What you should do:
Retype each line of the material below word for word; pictures stay out.

:: Records for this exercise ::

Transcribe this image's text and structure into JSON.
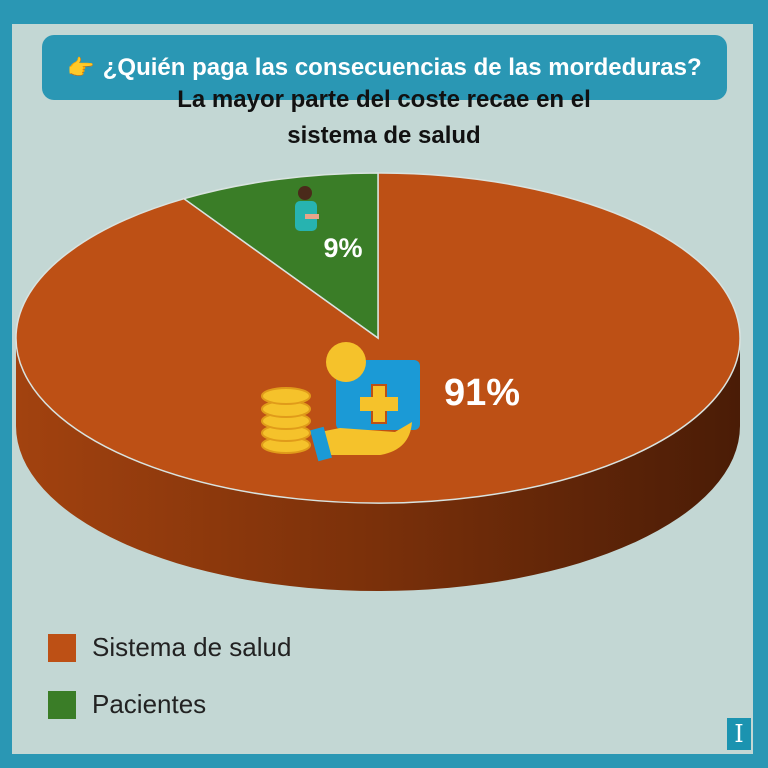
{
  "header": {
    "icon": "pointing-hand-icon",
    "question": "¿Quién paga las consecuencias de las mordeduras?"
  },
  "chart_data": {
    "type": "pie",
    "style": "3d",
    "title": "La mayor parte del coste recae en el sistema de salud",
    "title_lines": [
      "La mayor parte del coste recae en el",
      "sistema de salud"
    ],
    "categories": [
      "Sistema de salud",
      "Pacientes"
    ],
    "values": [
      91,
      9
    ],
    "data_labels": [
      "91%",
      "9%"
    ],
    "colors": [
      "#BD5015",
      "#3A7D27"
    ],
    "legend_position": "bottom-left"
  },
  "icons": {
    "patients": "injured-person-icon",
    "health_system": "medical-kit-coins-hand-icon"
  },
  "colors": {
    "background": "#C3D7D4",
    "frame": "#2A97B4",
    "label": "#FFFFFF"
  }
}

:::

Your solution:
Transcribe this image's text and structure into JSON.
{
  "header": {
    "icon": "pointing-hand-icon",
    "question": "¿Quién paga las consecuencias de las mordeduras?"
  },
  "chart_data": {
    "type": "pie",
    "style": "3d",
    "title": "La mayor parte del coste recae en el sistema de salud",
    "title_lines": [
      "La mayor parte del coste recae en el",
      "sistema de salud"
    ],
    "categories": [
      "Sistema de salud",
      "Pacientes"
    ],
    "values": [
      91,
      9
    ],
    "data_labels": [
      "91%",
      "9%"
    ],
    "colors": [
      "#BD5015",
      "#3A7D27"
    ],
    "legend_position": "bottom-left"
  },
  "icons": {
    "patients": "injured-person-icon",
    "health_system": "medical-kit-coins-hand-icon"
  },
  "colors": {
    "background": "#C3D7D4",
    "frame": "#2A97B4",
    "label": "#FFFFFF"
  }
}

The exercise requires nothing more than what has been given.